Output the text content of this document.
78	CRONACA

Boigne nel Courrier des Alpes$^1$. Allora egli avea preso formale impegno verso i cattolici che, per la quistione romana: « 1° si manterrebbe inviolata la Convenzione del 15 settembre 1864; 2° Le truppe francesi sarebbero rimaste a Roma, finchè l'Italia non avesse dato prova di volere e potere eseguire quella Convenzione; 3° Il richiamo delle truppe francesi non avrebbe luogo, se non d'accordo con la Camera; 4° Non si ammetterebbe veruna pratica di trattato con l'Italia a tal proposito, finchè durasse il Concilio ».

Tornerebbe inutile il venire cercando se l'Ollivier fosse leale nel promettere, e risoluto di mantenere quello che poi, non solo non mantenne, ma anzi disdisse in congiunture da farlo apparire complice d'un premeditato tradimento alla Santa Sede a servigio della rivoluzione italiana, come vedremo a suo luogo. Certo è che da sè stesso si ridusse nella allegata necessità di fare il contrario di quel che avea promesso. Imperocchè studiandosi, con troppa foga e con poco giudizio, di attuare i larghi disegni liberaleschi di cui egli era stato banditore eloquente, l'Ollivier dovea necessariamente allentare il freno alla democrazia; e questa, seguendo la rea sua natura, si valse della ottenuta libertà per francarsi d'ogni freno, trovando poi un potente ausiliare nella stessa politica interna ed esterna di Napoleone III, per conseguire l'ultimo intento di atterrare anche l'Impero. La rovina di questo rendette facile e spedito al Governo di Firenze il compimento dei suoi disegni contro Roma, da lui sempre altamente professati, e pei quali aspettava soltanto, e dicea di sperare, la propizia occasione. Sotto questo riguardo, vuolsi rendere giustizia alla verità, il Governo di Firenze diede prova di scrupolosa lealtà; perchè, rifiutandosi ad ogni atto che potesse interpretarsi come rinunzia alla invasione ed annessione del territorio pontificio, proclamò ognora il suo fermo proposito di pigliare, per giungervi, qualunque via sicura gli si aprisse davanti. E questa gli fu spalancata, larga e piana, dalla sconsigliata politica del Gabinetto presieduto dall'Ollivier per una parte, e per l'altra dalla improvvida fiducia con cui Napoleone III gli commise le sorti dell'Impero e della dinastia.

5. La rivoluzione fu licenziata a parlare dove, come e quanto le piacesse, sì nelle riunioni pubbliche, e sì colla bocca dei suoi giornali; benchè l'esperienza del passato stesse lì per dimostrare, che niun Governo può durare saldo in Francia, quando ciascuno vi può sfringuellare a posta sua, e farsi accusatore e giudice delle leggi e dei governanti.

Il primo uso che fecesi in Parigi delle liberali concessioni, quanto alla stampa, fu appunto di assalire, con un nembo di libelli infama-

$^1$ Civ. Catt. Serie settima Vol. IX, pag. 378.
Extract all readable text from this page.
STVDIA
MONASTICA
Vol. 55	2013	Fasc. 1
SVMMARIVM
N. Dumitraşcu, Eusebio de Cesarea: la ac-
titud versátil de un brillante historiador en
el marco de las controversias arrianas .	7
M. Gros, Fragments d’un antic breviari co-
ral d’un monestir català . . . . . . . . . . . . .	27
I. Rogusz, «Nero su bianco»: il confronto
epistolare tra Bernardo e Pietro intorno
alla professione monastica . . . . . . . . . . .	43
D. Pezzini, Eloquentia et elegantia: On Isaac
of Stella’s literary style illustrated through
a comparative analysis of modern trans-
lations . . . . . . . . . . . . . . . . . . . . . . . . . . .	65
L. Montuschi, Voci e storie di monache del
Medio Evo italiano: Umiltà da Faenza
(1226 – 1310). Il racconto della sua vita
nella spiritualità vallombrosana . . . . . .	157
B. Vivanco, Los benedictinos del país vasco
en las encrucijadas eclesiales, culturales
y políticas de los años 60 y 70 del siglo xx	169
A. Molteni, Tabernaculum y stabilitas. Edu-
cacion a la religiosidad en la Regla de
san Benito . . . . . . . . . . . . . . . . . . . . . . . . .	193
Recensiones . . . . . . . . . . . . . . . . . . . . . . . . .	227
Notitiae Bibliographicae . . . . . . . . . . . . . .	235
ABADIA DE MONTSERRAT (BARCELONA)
++++++++++
■ **The problem**: Faithfully transcribe the whole of the data.

■ **Output for this task**:
Output the text content of this document.
78	CRONACA

Boigne nel Courrier des Alpes$^1$. Allora egli avea preso formale impegno verso i cattolici che, per la quistione romana: « 1° si manterrebbe inviolata la Convenzione del 15 settembre 1864; 2° Le truppe francesi sarebbero rimaste a Roma, finchè l'Italia non avesse dato prova di volere e potere eseguire quella Convenzione; 3° Il richiamo delle truppe francesi non avrebbe luogo, se non d'accordo con la Camera; 4° Non si ammetterebbe veruna pratica di trattato con l'Italia a tal proposito, finchè durasse il Concilio ».

Tornerebbe inutile il venire cercando se l'Ollivier fosse leale nel promettere, e risoluto di mantenere quello che poi, non solo non mantenne, ma anzi disdisse in congiunture da farlo apparire complice d'un premeditato tradimento alla Santa Sede a servigio della rivoluzione italiana, come vedremo a suo luogo. Certo è che da sè stesso si ridusse nella allegata necessità di fare il contrario di quel che avea promesso. Imperocchè studiandosi, con troppa foga e con poco giudizio, di attuare i larghi disegni liberaleschi di cui egli era stato banditore eloquente, l'Ollivier dovea necessariamente allentare il freno alla democrazia; e questa, seguendo la rea sua natura, si valse della ottenuta libertà per francarsi d'ogni freno, trovando poi un potente ausiliare nella stessa politica interna ed esterna di Napoleone III, per conseguire l'ultimo intento di atterrare anche l'Impero. La rovina di questo rendette facile e spedito al Governo di Firenze il compimento dei suoi disegni contro Roma, da lui sempre altamente professati, e pei quali aspettava soltanto, e dicea di sperare, la propizia occasione. Sotto questo riguardo, vuolsi rendere giustizia alla verità, il Governo di Firenze diede prova di scrupolosa lealtà; perchè, rifiutandosi ad ogni atto che potesse interpretarsi come rinunzia alla invasione ed annessione del territorio pontificio, proclamò ognora il suo fermo proposito di pigliare, per giungervi, qualunque via sicura gli si aprisse davanti. E questa gli fu spalancata, larga e piana, dalla sconsigliata politica del Gabinetto presieduto dall'Ollivier per una parte, e per l'altra dalla improvvida fiducia con cui Napoleone III gli commise le sorti dell'Impero e della dinastia.

5. La rivoluzione fu licenziata a parlare dove, come e quanto le piacesse, sì nelle riunioni pubbliche, e sì colla bocca dei suoi giornali; benchè l'esperienza del passato stesse lì per dimostrare, che niun Governo può durare saldo in Francia, quando ciascuno vi può sfringuellare a posta sua, e farsi accusatore e giudice delle leggi e dei governanti.

Il primo uso che fecesi in Parigi delle liberali concessioni, quanto alla stampa, fu appunto di assalire, con un nembo di libelli infama-

$^1$ Civ. Catt. Serie settima Vol. IX, pag. 378.
Extract all readable text from this page.
STVDIA
MONASTICA
Vol. 55	2013	Fasc. 1
SVMMARIVM
N. Dumitraşcu, Eusebio de Cesarea: la ac-
titud versátil de un brillante historiador en
el marco de las controversias arrianas .	7
M. Gros, Fragments d’un antic breviari co-
ral d’un monestir català . . . . . . . . . . . . .	27
I. Rogusz, «Nero su bianco»: il confronto
epistolare tra Bernardo e Pietro intorno
alla professione monastica . . . . . . . . . . .	43
D. Pezzini, Eloquentia et elegantia: On Isaac
of Stella’s literary style illustrated through
a comparative analysis of modern trans-
lations . . . . . . . . . . . . . . . . . . . . . . . . . . .	65
L. Montuschi, Voci e storie di monache del
Medio Evo italiano: Umiltà da Faenza
(1226 – 1310). Il racconto della sua vita
nella spiritualità vallombrosana . . . . . .	157
B. Vivanco, Los benedictinos del país vasco
en las encrucijadas eclesiales, culturales
y políticas de los años 60 y 70 del siglo xx	169
A. Molteni, Tabernaculum y stabilitas. Edu-
cacion a la religiosidad en la Regla de
san Benito . . . . . . . . . . . . . . . . . . . . . . . . .	193
Recensiones . . . . . . . . . . . . . . . . . . . . . . . . .	227
Notitiae Bibliographicae . . . . . . . . . . . . . .	235
ABADIA DE MONTSERRAT (BARCELONA)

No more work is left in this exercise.